::: Input for this task
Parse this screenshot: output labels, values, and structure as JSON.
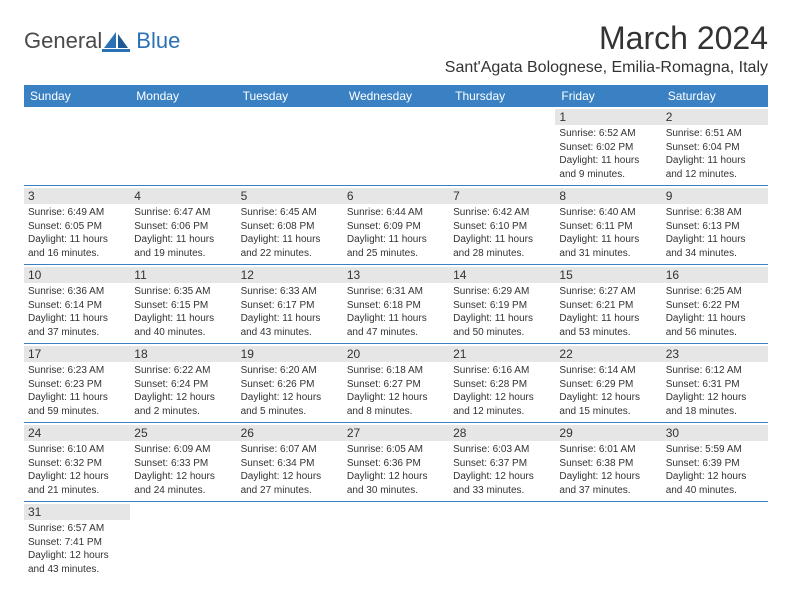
{
  "brand": {
    "general": "General",
    "blue": "Blue"
  },
  "title": "March 2024",
  "location": "Sant'Agata Bolognese, Emilia-Romagna, Italy",
  "colors": {
    "header_bg": "#3a81c4",
    "header_text": "#ffffff",
    "daynum_bg": "#e6e6e6",
    "border": "#3a81c4",
    "text": "#333333",
    "logo_gray": "#4a4a4a",
    "logo_blue": "#2a72b5"
  },
  "weekdays": [
    "Sunday",
    "Monday",
    "Tuesday",
    "Wednesday",
    "Thursday",
    "Friday",
    "Saturday"
  ],
  "weeks": [
    [
      null,
      null,
      null,
      null,
      null,
      {
        "n": "1",
        "sr": "6:52 AM",
        "ss": "6:02 PM",
        "dl": "11 hours and 9 minutes."
      },
      {
        "n": "2",
        "sr": "6:51 AM",
        "ss": "6:04 PM",
        "dl": "11 hours and 12 minutes."
      }
    ],
    [
      {
        "n": "3",
        "sr": "6:49 AM",
        "ss": "6:05 PM",
        "dl": "11 hours and 16 minutes."
      },
      {
        "n": "4",
        "sr": "6:47 AM",
        "ss": "6:06 PM",
        "dl": "11 hours and 19 minutes."
      },
      {
        "n": "5",
        "sr": "6:45 AM",
        "ss": "6:08 PM",
        "dl": "11 hours and 22 minutes."
      },
      {
        "n": "6",
        "sr": "6:44 AM",
        "ss": "6:09 PM",
        "dl": "11 hours and 25 minutes."
      },
      {
        "n": "7",
        "sr": "6:42 AM",
        "ss": "6:10 PM",
        "dl": "11 hours and 28 minutes."
      },
      {
        "n": "8",
        "sr": "6:40 AM",
        "ss": "6:11 PM",
        "dl": "11 hours and 31 minutes."
      },
      {
        "n": "9",
        "sr": "6:38 AM",
        "ss": "6:13 PM",
        "dl": "11 hours and 34 minutes."
      }
    ],
    [
      {
        "n": "10",
        "sr": "6:36 AM",
        "ss": "6:14 PM",
        "dl": "11 hours and 37 minutes."
      },
      {
        "n": "11",
        "sr": "6:35 AM",
        "ss": "6:15 PM",
        "dl": "11 hours and 40 minutes."
      },
      {
        "n": "12",
        "sr": "6:33 AM",
        "ss": "6:17 PM",
        "dl": "11 hours and 43 minutes."
      },
      {
        "n": "13",
        "sr": "6:31 AM",
        "ss": "6:18 PM",
        "dl": "11 hours and 47 minutes."
      },
      {
        "n": "14",
        "sr": "6:29 AM",
        "ss": "6:19 PM",
        "dl": "11 hours and 50 minutes."
      },
      {
        "n": "15",
        "sr": "6:27 AM",
        "ss": "6:21 PM",
        "dl": "11 hours and 53 minutes."
      },
      {
        "n": "16",
        "sr": "6:25 AM",
        "ss": "6:22 PM",
        "dl": "11 hours and 56 minutes."
      }
    ],
    [
      {
        "n": "17",
        "sr": "6:23 AM",
        "ss": "6:23 PM",
        "dl": "11 hours and 59 minutes."
      },
      {
        "n": "18",
        "sr": "6:22 AM",
        "ss": "6:24 PM",
        "dl": "12 hours and 2 minutes."
      },
      {
        "n": "19",
        "sr": "6:20 AM",
        "ss": "6:26 PM",
        "dl": "12 hours and 5 minutes."
      },
      {
        "n": "20",
        "sr": "6:18 AM",
        "ss": "6:27 PM",
        "dl": "12 hours and 8 minutes."
      },
      {
        "n": "21",
        "sr": "6:16 AM",
        "ss": "6:28 PM",
        "dl": "12 hours and 12 minutes."
      },
      {
        "n": "22",
        "sr": "6:14 AM",
        "ss": "6:29 PM",
        "dl": "12 hours and 15 minutes."
      },
      {
        "n": "23",
        "sr": "6:12 AM",
        "ss": "6:31 PM",
        "dl": "12 hours and 18 minutes."
      }
    ],
    [
      {
        "n": "24",
        "sr": "6:10 AM",
        "ss": "6:32 PM",
        "dl": "12 hours and 21 minutes."
      },
      {
        "n": "25",
        "sr": "6:09 AM",
        "ss": "6:33 PM",
        "dl": "12 hours and 24 minutes."
      },
      {
        "n": "26",
        "sr": "6:07 AM",
        "ss": "6:34 PM",
        "dl": "12 hours and 27 minutes."
      },
      {
        "n": "27",
        "sr": "6:05 AM",
        "ss": "6:36 PM",
        "dl": "12 hours and 30 minutes."
      },
      {
        "n": "28",
        "sr": "6:03 AM",
        "ss": "6:37 PM",
        "dl": "12 hours and 33 minutes."
      },
      {
        "n": "29",
        "sr": "6:01 AM",
        "ss": "6:38 PM",
        "dl": "12 hours and 37 minutes."
      },
      {
        "n": "30",
        "sr": "5:59 AM",
        "ss": "6:39 PM",
        "dl": "12 hours and 40 minutes."
      }
    ],
    [
      {
        "n": "31",
        "sr": "6:57 AM",
        "ss": "7:41 PM",
        "dl": "12 hours and 43 minutes."
      },
      null,
      null,
      null,
      null,
      null,
      null
    ]
  ],
  "labels": {
    "sunrise": "Sunrise:",
    "sunset": "Sunset:",
    "daylight": "Daylight:"
  }
}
::::::
■ What the task asks:
Looking at the data above, how many lines hold the word "labels"? Respond with the number alone.

■ Response below:
2